WRITTEN EXERCISE >> Which lines include the word "title"? Copy each of them.

Records from a dataset >>
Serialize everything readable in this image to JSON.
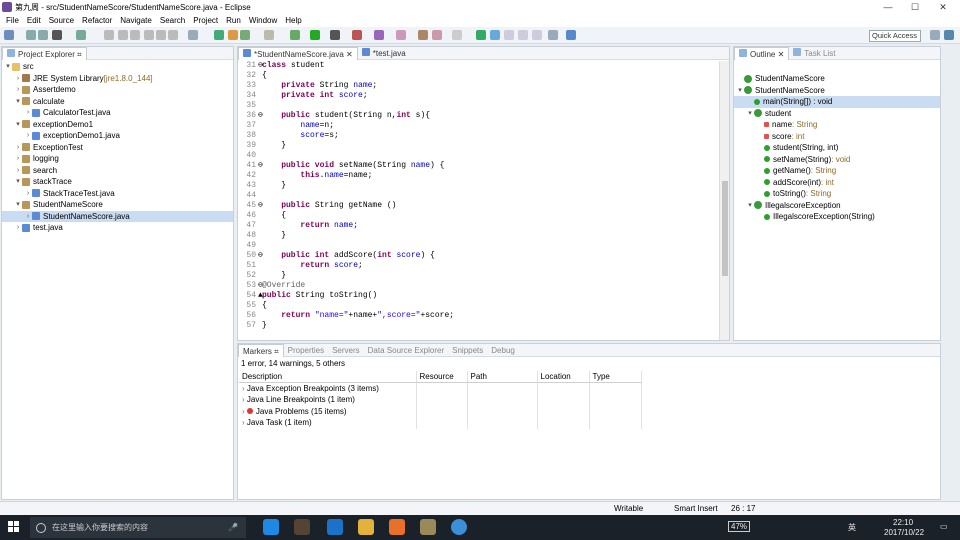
{
  "window": {
    "title": "第九周 - src/StudentNameScore/StudentNameScore.java - Eclipse",
    "min": "—",
    "max": "☐",
    "close": "✕"
  },
  "menu": [
    "File",
    "Edit",
    "Source",
    "Refactor",
    "Navigate",
    "Search",
    "Project",
    "Run",
    "Window",
    "Help"
  ],
  "quick_access": "Quick Access",
  "explorer": {
    "tab": "Project Explorer",
    "items": [
      {
        "t": "src",
        "lvl": 0,
        "kind": "folder",
        "tw": "▾"
      },
      {
        "t": "JRE System Library",
        "dec": " [jre1.8.0_144]",
        "lvl": 1,
        "kind": "lib",
        "tw": "›"
      },
      {
        "t": "Assertdemo",
        "lvl": 1,
        "kind": "pkg",
        "tw": "›"
      },
      {
        "t": "calculate",
        "lvl": 1,
        "kind": "pkg",
        "tw": "▾"
      },
      {
        "t": "CalculatorTest.java",
        "lvl": 2,
        "kind": "java",
        "tw": "›"
      },
      {
        "t": "exceptionDemo1",
        "lvl": 1,
        "kind": "pkg",
        "tw": "▾"
      },
      {
        "t": "exceptionDemo1.java",
        "lvl": 2,
        "kind": "java",
        "tw": "›"
      },
      {
        "t": "ExceptionTest",
        "lvl": 1,
        "kind": "pkg",
        "tw": "›"
      },
      {
        "t": "logging",
        "lvl": 1,
        "kind": "pkg",
        "tw": "›"
      },
      {
        "t": "search",
        "lvl": 1,
        "kind": "pkg",
        "tw": "›"
      },
      {
        "t": "stackTrace",
        "lvl": 1,
        "kind": "pkg",
        "tw": "▾"
      },
      {
        "t": "StackTraceTest.java",
        "lvl": 2,
        "kind": "java",
        "tw": "›"
      },
      {
        "t": "StudentNameScore",
        "lvl": 1,
        "kind": "pkg",
        "tw": "▾"
      },
      {
        "t": "StudentNameScore.java",
        "lvl": 2,
        "kind": "java",
        "tw": "›",
        "sel": true
      },
      {
        "t": "test.java",
        "lvl": 1,
        "kind": "java",
        "tw": "›"
      }
    ]
  },
  "editor": {
    "tabs": [
      "*StudentNameScore.java",
      "*test.java"
    ],
    "lines": [
      {
        "n": "31",
        "m": "⊖",
        "c": [
          [
            "kw",
            "class "
          ],
          [
            "",
            "student"
          ]
        ]
      },
      {
        "n": "32",
        "c": [
          [
            "",
            "{"
          ]
        ]
      },
      {
        "n": "33",
        "c": [
          [
            "",
            "    "
          ],
          [
            "kw",
            "private "
          ],
          [
            "",
            "String "
          ],
          [
            "fd",
            "name"
          ],
          [
            "",
            ";"
          ]
        ]
      },
      {
        "n": "34",
        "c": [
          [
            "",
            "    "
          ],
          [
            "kw",
            "private int "
          ],
          [
            "fd",
            "score"
          ],
          [
            "",
            ";"
          ]
        ]
      },
      {
        "n": "35",
        "c": []
      },
      {
        "n": "36",
        "m": "⊖",
        "c": [
          [
            "",
            "    "
          ],
          [
            "kw",
            "public "
          ],
          [
            "",
            "student(String n,"
          ],
          [
            "kw",
            "int "
          ],
          [
            "",
            "s){"
          ]
        ]
      },
      {
        "n": "37",
        "c": [
          [
            "",
            "        "
          ],
          [
            "fd",
            "name"
          ],
          [
            "",
            "=n;"
          ]
        ]
      },
      {
        "n": "38",
        "c": [
          [
            "",
            "        "
          ],
          [
            "fd",
            "score"
          ],
          [
            "",
            "=s;"
          ]
        ]
      },
      {
        "n": "39",
        "c": [
          [
            "",
            "    }"
          ]
        ]
      },
      {
        "n": "40",
        "c": []
      },
      {
        "n": "41",
        "m": "⊖",
        "c": [
          [
            "",
            "    "
          ],
          [
            "kw",
            "public void "
          ],
          [
            "",
            "setName(String "
          ],
          [
            "fd",
            "name"
          ],
          [
            "",
            ") {"
          ]
        ]
      },
      {
        "n": "42",
        "c": [
          [
            "",
            "        "
          ],
          [
            "kw",
            "this"
          ],
          [
            "",
            "."
          ],
          [
            "fd",
            "name"
          ],
          [
            "",
            "=name;"
          ]
        ]
      },
      {
        "n": "43",
        "c": [
          [
            "",
            "    }"
          ]
        ]
      },
      {
        "n": "44",
        "c": []
      },
      {
        "n": "45",
        "m": "⊖",
        "c": [
          [
            "",
            "    "
          ],
          [
            "kw",
            "public "
          ],
          [
            "",
            "String getName ()"
          ]
        ]
      },
      {
        "n": "46",
        "c": [
          [
            "",
            "    {"
          ]
        ]
      },
      {
        "n": "47",
        "c": [
          [
            "",
            "        "
          ],
          [
            "kw",
            "return "
          ],
          [
            "fd",
            "name"
          ],
          [
            "",
            ";"
          ]
        ]
      },
      {
        "n": "48",
        "c": [
          [
            "",
            "    }"
          ]
        ]
      },
      {
        "n": "49",
        "c": []
      },
      {
        "n": "50",
        "m": "⊖",
        "c": [
          [
            "",
            "    "
          ],
          [
            "kw",
            "public int "
          ],
          [
            "",
            "addScore("
          ],
          [
            "kw",
            "int "
          ],
          [
            "fd",
            "score"
          ],
          [
            "",
            ") {"
          ]
        ]
      },
      {
        "n": "51",
        "c": [
          [
            "",
            "        "
          ],
          [
            "kw",
            "return "
          ],
          [
            "fd",
            "score"
          ],
          [
            "",
            ";"
          ]
        ]
      },
      {
        "n": "52",
        "c": [
          [
            "",
            "    }"
          ]
        ]
      },
      {
        "n": "53",
        "m": "⊖",
        "c": [
          [
            "an",
            "@Override"
          ]
        ]
      },
      {
        "n": "54",
        "m": "▲",
        "c": [
          [
            "kw",
            "public "
          ],
          [
            "",
            "String toString()"
          ]
        ]
      },
      {
        "n": "55",
        "c": [
          [
            "",
            "{"
          ]
        ]
      },
      {
        "n": "56",
        "c": [
          [
            "",
            "    "
          ],
          [
            "kw",
            "return "
          ],
          [
            "st",
            "\"name=\""
          ],
          [
            "",
            "+name+"
          ],
          [
            "st",
            "\",score=\""
          ],
          [
            "",
            "+score;"
          ]
        ]
      },
      {
        "n": "57",
        "c": [
          [
            "",
            "}"
          ]
        ]
      }
    ]
  },
  "outline": {
    "tabs": [
      "Outline",
      "Task List"
    ],
    "items": [
      {
        "t": "StudentNameScore",
        "lvl": 0,
        "kind": "cls",
        "tw": ""
      },
      {
        "t": "StudentNameScore",
        "lvl": 0,
        "kind": "cls",
        "tw": "▾"
      },
      {
        "t": "main(String[]) : void",
        "lvl": 1,
        "kind": "meth",
        "tw": "",
        "sel": true
      },
      {
        "t": "student",
        "lvl": 0,
        "kind": "cls",
        "tw": "▾",
        "ind": 1
      },
      {
        "t": "name",
        "sub": " : String",
        "lvl": 2,
        "kind": "field",
        "tw": ""
      },
      {
        "t": "score",
        "sub": " : int",
        "lvl": 2,
        "kind": "field",
        "tw": ""
      },
      {
        "t": "student(String, int)",
        "lvl": 2,
        "kind": "meth",
        "tw": ""
      },
      {
        "t": "setName(String)",
        "sub": " : void",
        "lvl": 2,
        "kind": "meth",
        "tw": ""
      },
      {
        "t": "getName()",
        "sub": " : String",
        "lvl": 2,
        "kind": "meth",
        "tw": ""
      },
      {
        "t": "addScore(int)",
        "sub": " : int",
        "lvl": 2,
        "kind": "meth",
        "tw": ""
      },
      {
        "t": "toString()",
        "sub": " : String",
        "lvl": 2,
        "kind": "meth",
        "tw": ""
      },
      {
        "t": "IllegalscoreException",
        "lvl": 1,
        "kind": "cls",
        "tw": "▾"
      },
      {
        "t": "IllegalscoreException(String)",
        "lvl": 2,
        "kind": "meth",
        "tw": ""
      }
    ]
  },
  "markers": {
    "tabs": [
      "Markers",
      "Properties",
      "Servers",
      "Data Source Explorer",
      "Snippets",
      "Debug"
    ],
    "summary": "1 error, 14 warnings, 5 others",
    "columns": [
      "Description",
      "Resource",
      "Path",
      "Location",
      "Type"
    ],
    "rows": [
      {
        "d": "Java Exception Breakpoints (3 items)",
        "err": false
      },
      {
        "d": "Java Line Breakpoints (1 item)",
        "err": false
      },
      {
        "d": "Java Problems (15 items)",
        "err": true
      },
      {
        "d": "Java Task (1 item)",
        "err": false
      }
    ]
  },
  "status": {
    "writable": "Writable",
    "insert": "Smart Insert",
    "pos": "26 : 17"
  },
  "taskbar": {
    "search": "在这里输入你要搜索的内容",
    "battery": "47%",
    "ime": "英",
    "time": "22:10",
    "date": "2017/10/22"
  }
}
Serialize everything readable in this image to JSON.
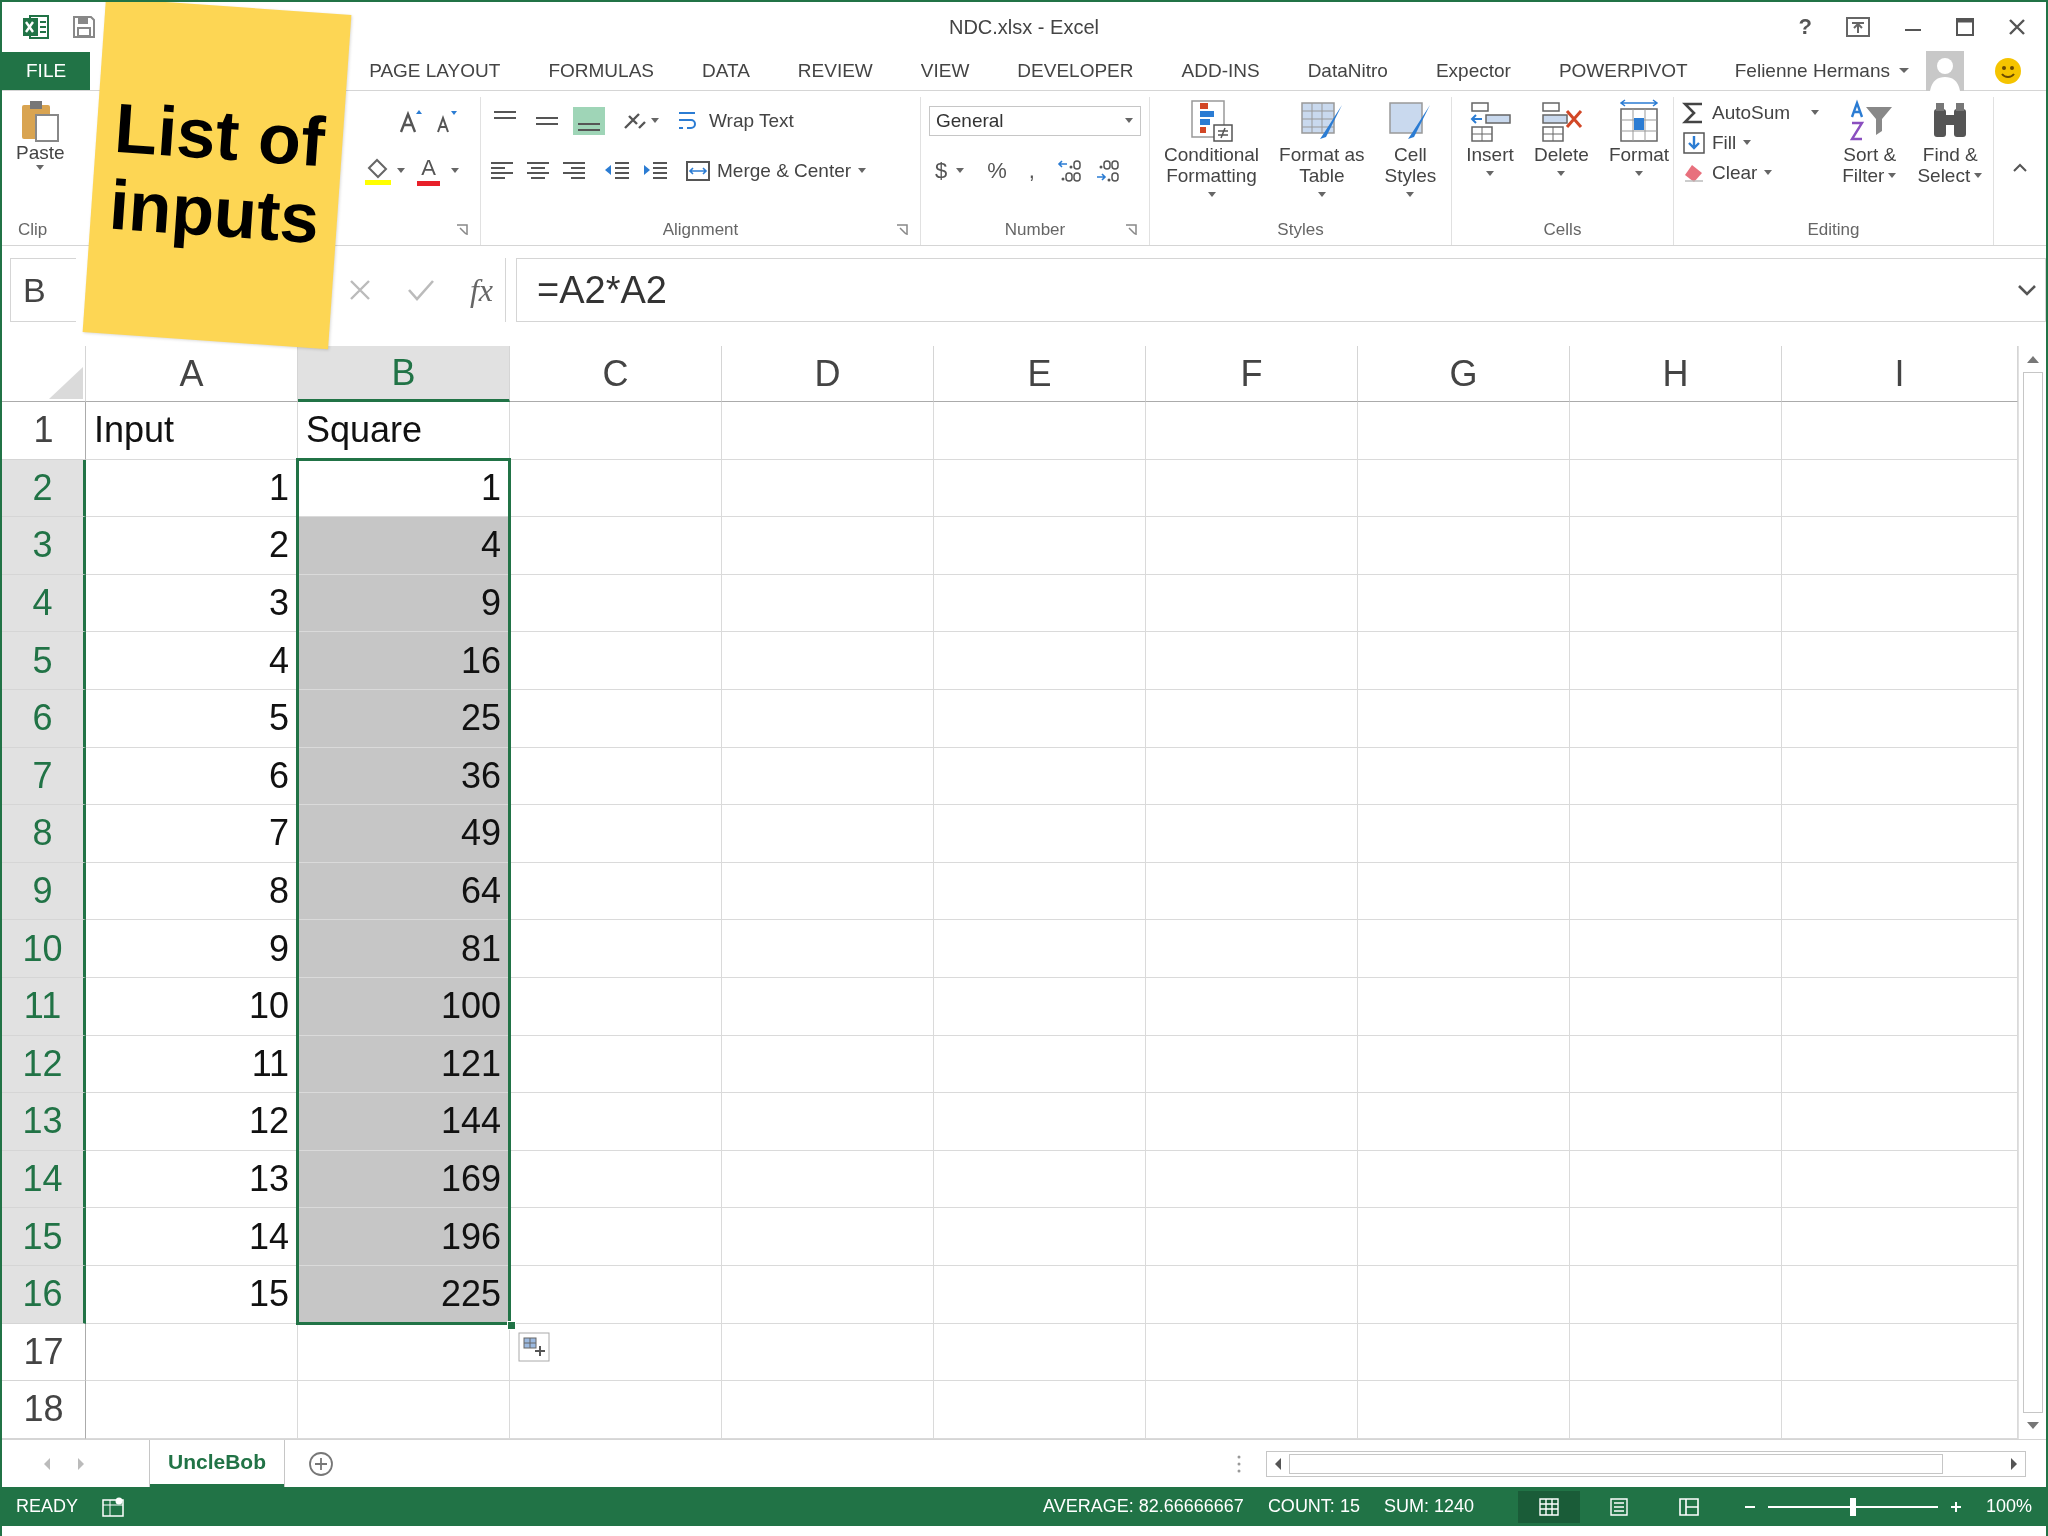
{
  "window": {
    "title": "NDC.xlsx - Excel",
    "help": "?",
    "user": "Felienne Hermans"
  },
  "menu_tabs": [
    {
      "label": "FILE",
      "kind": "file",
      "selected": false
    },
    {
      "label": "PAGE LAYOUT",
      "kind": "tab",
      "selected": false
    },
    {
      "label": "FORMULAS",
      "kind": "tab",
      "selected": false
    },
    {
      "label": "DATA",
      "kind": "tab",
      "selected": false
    },
    {
      "label": "REVIEW",
      "kind": "tab",
      "selected": false
    },
    {
      "label": "VIEW",
      "kind": "tab",
      "selected": false
    },
    {
      "label": "DEVELOPER",
      "kind": "tab",
      "selected": false
    },
    {
      "label": "ADD-INS",
      "kind": "tab",
      "selected": false
    },
    {
      "label": "DataNitro",
      "kind": "tab",
      "selected": false
    },
    {
      "label": "Expector",
      "kind": "tab",
      "selected": false
    },
    {
      "label": "POWERPIVOT",
      "kind": "tab",
      "selected": false
    }
  ],
  "ribbon": {
    "clipboard": {
      "label": "Clip",
      "paste": "Paste"
    },
    "font": {
      "color_glyph": "A"
    },
    "alignment": {
      "label": "Alignment",
      "wrap": "Wrap Text",
      "merge": "Merge & Center",
      "vertical": [
        {
          "kind": "top",
          "selected": false
        },
        {
          "kind": "middle",
          "selected": false
        },
        {
          "kind": "bottom",
          "selected": true
        }
      ]
    },
    "number": {
      "label": "Number",
      "format": "General",
      "currency": "$",
      "percent": "%",
      "comma": ","
    },
    "styles": {
      "label": "Styles",
      "buttons": [
        {
          "kind": "conditional",
          "lines": [
            "Conditional",
            "Formatting"
          ]
        },
        {
          "kind": "table",
          "lines": [
            "Format as",
            "Table"
          ]
        },
        {
          "kind": "cellstyles",
          "lines": [
            "Cell",
            "Styles"
          ]
        }
      ]
    },
    "cells": {
      "label": "Cells",
      "buttons": [
        {
          "kind": "insert",
          "label": "Insert"
        },
        {
          "kind": "delete",
          "label": "Delete"
        },
        {
          "kind": "format",
          "label": "Format"
        }
      ]
    },
    "editing": {
      "label": "Editing",
      "autosum": "AutoSum",
      "fill": "Fill",
      "clear": "Clear",
      "sort": [
        "Sort &",
        "Filter"
      ],
      "find": [
        "Find &",
        "Select"
      ]
    }
  },
  "formula_bar": {
    "name_box": "B",
    "fx": "fx",
    "formula": "=A2*A2"
  },
  "sheet": {
    "columns": [
      {
        "label": "A",
        "selected": false
      },
      {
        "label": "B",
        "selected": true
      },
      {
        "label": "C",
        "selected": false
      },
      {
        "label": "D",
        "selected": false
      },
      {
        "label": "E",
        "selected": false
      },
      {
        "label": "F",
        "selected": false
      },
      {
        "label": "G",
        "selected": false
      },
      {
        "label": "H",
        "selected": false
      },
      {
        "label": "I",
        "selected": false
      }
    ],
    "rows": [
      {
        "header": "1",
        "selected": false,
        "cells": [
          {
            "text": "Input",
            "kind": "text",
            "selected": false,
            "active": false
          },
          {
            "text": "Square",
            "kind": "text",
            "selected": false,
            "active": false
          }
        ]
      },
      {
        "header": "2",
        "selected": true,
        "cells": [
          {
            "text": "1",
            "kind": "number",
            "selected": false,
            "active": false
          },
          {
            "text": "1",
            "kind": "number",
            "selected": true,
            "active": true
          }
        ]
      },
      {
        "header": "3",
        "selected": true,
        "cells": [
          {
            "text": "2",
            "kind": "number",
            "selected": false,
            "active": false
          },
          {
            "text": "4",
            "kind": "number",
            "selected": true,
            "active": false
          }
        ]
      },
      {
        "header": "4",
        "selected": true,
        "cells": [
          {
            "text": "3",
            "kind": "number",
            "selected": false,
            "active": false
          },
          {
            "text": "9",
            "kind": "number",
            "selected": true,
            "active": false
          }
        ]
      },
      {
        "header": "5",
        "selected": true,
        "cells": [
          {
            "text": "4",
            "kind": "number",
            "selected": false,
            "active": false
          },
          {
            "text": "16",
            "kind": "number",
            "selected": true,
            "active": false
          }
        ]
      },
      {
        "header": "6",
        "selected": true,
        "cells": [
          {
            "text": "5",
            "kind": "number",
            "selected": false,
            "active": false
          },
          {
            "text": "25",
            "kind": "number",
            "selected": true,
            "active": false
          }
        ]
      },
      {
        "header": "7",
        "selected": true,
        "cells": [
          {
            "text": "6",
            "kind": "number",
            "selected": false,
            "active": false
          },
          {
            "text": "36",
            "kind": "number",
            "selected": true,
            "active": false
          }
        ]
      },
      {
        "header": "8",
        "selected": true,
        "cells": [
          {
            "text": "7",
            "kind": "number",
            "selected": false,
            "active": false
          },
          {
            "text": "49",
            "kind": "number",
            "selected": true,
            "active": false
          }
        ]
      },
      {
        "header": "9",
        "selected": true,
        "cells": [
          {
            "text": "8",
            "kind": "number",
            "selected": false,
            "active": false
          },
          {
            "text": "64",
            "kind": "number",
            "selected": true,
            "active": false
          }
        ]
      },
      {
        "header": "10",
        "selected": true,
        "cells": [
          {
            "text": "9",
            "kind": "number",
            "selected": false,
            "active": false
          },
          {
            "text": "81",
            "kind": "number",
            "selected": true,
            "active": false
          }
        ]
      },
      {
        "header": "11",
        "selected": true,
        "cells": [
          {
            "text": "10",
            "kind": "number",
            "selected": false,
            "active": false
          },
          {
            "text": "100",
            "kind": "number",
            "selected": true,
            "active": false
          }
        ]
      },
      {
        "header": "12",
        "selected": true,
        "cells": [
          {
            "text": "11",
            "kind": "number",
            "selected": false,
            "active": false
          },
          {
            "text": "121",
            "kind": "number",
            "selected": true,
            "active": false
          }
        ]
      },
      {
        "header": "13",
        "selected": true,
        "cells": [
          {
            "text": "12",
            "kind": "number",
            "selected": false,
            "active": false
          },
          {
            "text": "144",
            "kind": "number",
            "selected": true,
            "active": false
          }
        ]
      },
      {
        "header": "14",
        "selected": true,
        "cells": [
          {
            "text": "13",
            "kind": "number",
            "selected": false,
            "active": false
          },
          {
            "text": "169",
            "kind": "number",
            "selected": true,
            "active": false
          }
        ]
      },
      {
        "header": "15",
        "selected": true,
        "cells": [
          {
            "text": "14",
            "kind": "number",
            "selected": false,
            "active": false
          },
          {
            "text": "196",
            "kind": "number",
            "selected": true,
            "active": false
          }
        ]
      },
      {
        "header": "16",
        "selected": true,
        "cells": [
          {
            "text": "15",
            "kind": "number",
            "selected": false,
            "active": false
          },
          {
            "text": "225",
            "kind": "number",
            "selected": true,
            "active": false
          }
        ]
      },
      {
        "header": "17",
        "selected": false
      },
      {
        "header": "18",
        "selected": false
      }
    ]
  },
  "sheet_tabs": [
    {
      "label": "UncleBob",
      "selected": true
    }
  ],
  "status_bar": {
    "mode": "READY",
    "average": "AVERAGE: 82.66666667",
    "count": "COUNT: 15",
    "sum": "SUM: 1240",
    "views": [
      {
        "kind": "normal",
        "selected": true
      },
      {
        "kind": "page_layout",
        "selected": false
      },
      {
        "kind": "page_break",
        "selected": false
      }
    ],
    "zoom": {
      "level": 0.5,
      "reading": "100%"
    }
  },
  "note": {
    "text": "List of inputs"
  }
}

WRITTEN RESPONSE >>
    "title": "第九周 - src/StudentNameScore/StudentNameScore.java - Eclipse",
    "title": "NDC.xlsx - Excel",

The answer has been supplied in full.